What this task involves — Leaving out every picture, quote the data below exactly as it appears.

Extracted material —

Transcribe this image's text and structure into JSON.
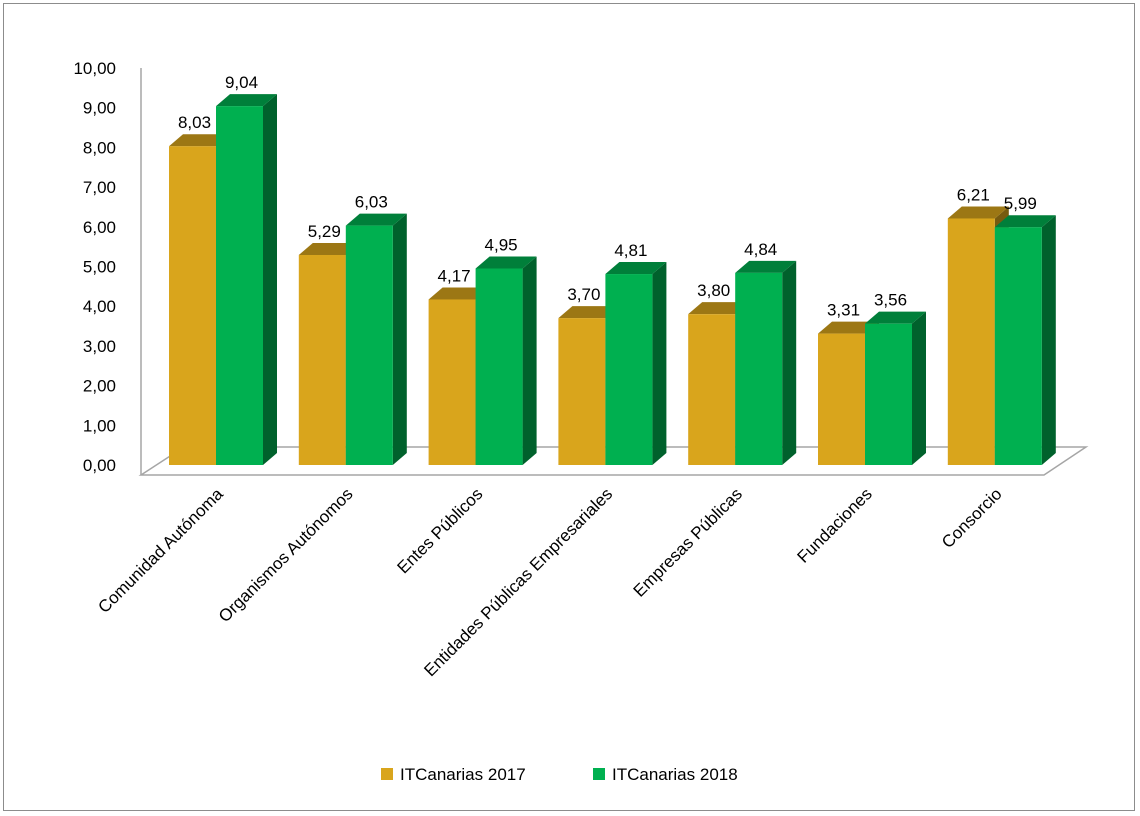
{
  "chart_data": {
    "type": "bar",
    "style": "3d-clustered-column",
    "categories": [
      "Comunidad Autónoma",
      "Organismos Autónomos",
      "Entes Públicos",
      "Entidades Públicas Empresariales",
      "Empresas Públicas",
      "Fundaciones",
      "Consorcio"
    ],
    "series": [
      {
        "name": "ITCanarias 2017",
        "values": [
          8.03,
          5.29,
          4.17,
          3.7,
          3.8,
          3.31,
          6.21
        ],
        "value_labels": [
          "8,03",
          "5,29",
          "4,17",
          "3,70",
          "3,80",
          "3,31",
          "6,21"
        ],
        "color": "#D9A51C"
      },
      {
        "name": "ITCanarias 2018",
        "values": [
          9.04,
          6.03,
          4.95,
          4.81,
          4.84,
          3.56,
          5.99
        ],
        "value_labels": [
          "9,04",
          "6,03",
          "4,95",
          "4,81",
          "4,84",
          "3,56",
          "5,99"
        ],
        "color": "#00B050"
      }
    ],
    "ylim": [
      0,
      10
    ],
    "yticks": [
      "0,00",
      "1,00",
      "2,00",
      "3,00",
      "4,00",
      "5,00",
      "6,00",
      "7,00",
      "8,00",
      "9,00",
      "10,00"
    ],
    "grid": false,
    "legend_position": "bottom",
    "title": "",
    "xlabel": "",
    "ylabel": ""
  }
}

Result for this exercise —
Transcribe this image's text and structure into JSON.
{
  "chart_data": {
    "type": "bar",
    "style": "3d-clustered-column",
    "categories": [
      "Comunidad Autónoma",
      "Organismos Autónomos",
      "Entes Públicos",
      "Entidades Públicas Empresariales",
      "Empresas Públicas",
      "Fundaciones",
      "Consorcio"
    ],
    "series": [
      {
        "name": "ITCanarias 2017",
        "values": [
          8.03,
          5.29,
          4.17,
          3.7,
          3.8,
          3.31,
          6.21
        ],
        "value_labels": [
          "8,03",
          "5,29",
          "4,17",
          "3,70",
          "3,80",
          "3,31",
          "6,21"
        ],
        "color": "#D9A51C"
      },
      {
        "name": "ITCanarias 2018",
        "values": [
          9.04,
          6.03,
          4.95,
          4.81,
          4.84,
          3.56,
          5.99
        ],
        "value_labels": [
          "9,04",
          "6,03",
          "4,95",
          "4,81",
          "4,84",
          "3,56",
          "5,99"
        ],
        "color": "#00B050"
      }
    ],
    "ylim": [
      0,
      10
    ],
    "yticks": [
      "0,00",
      "1,00",
      "2,00",
      "3,00",
      "4,00",
      "5,00",
      "6,00",
      "7,00",
      "8,00",
      "9,00",
      "10,00"
    ],
    "grid": false,
    "legend_position": "bottom",
    "title": "",
    "xlabel": "",
    "ylabel": ""
  }
}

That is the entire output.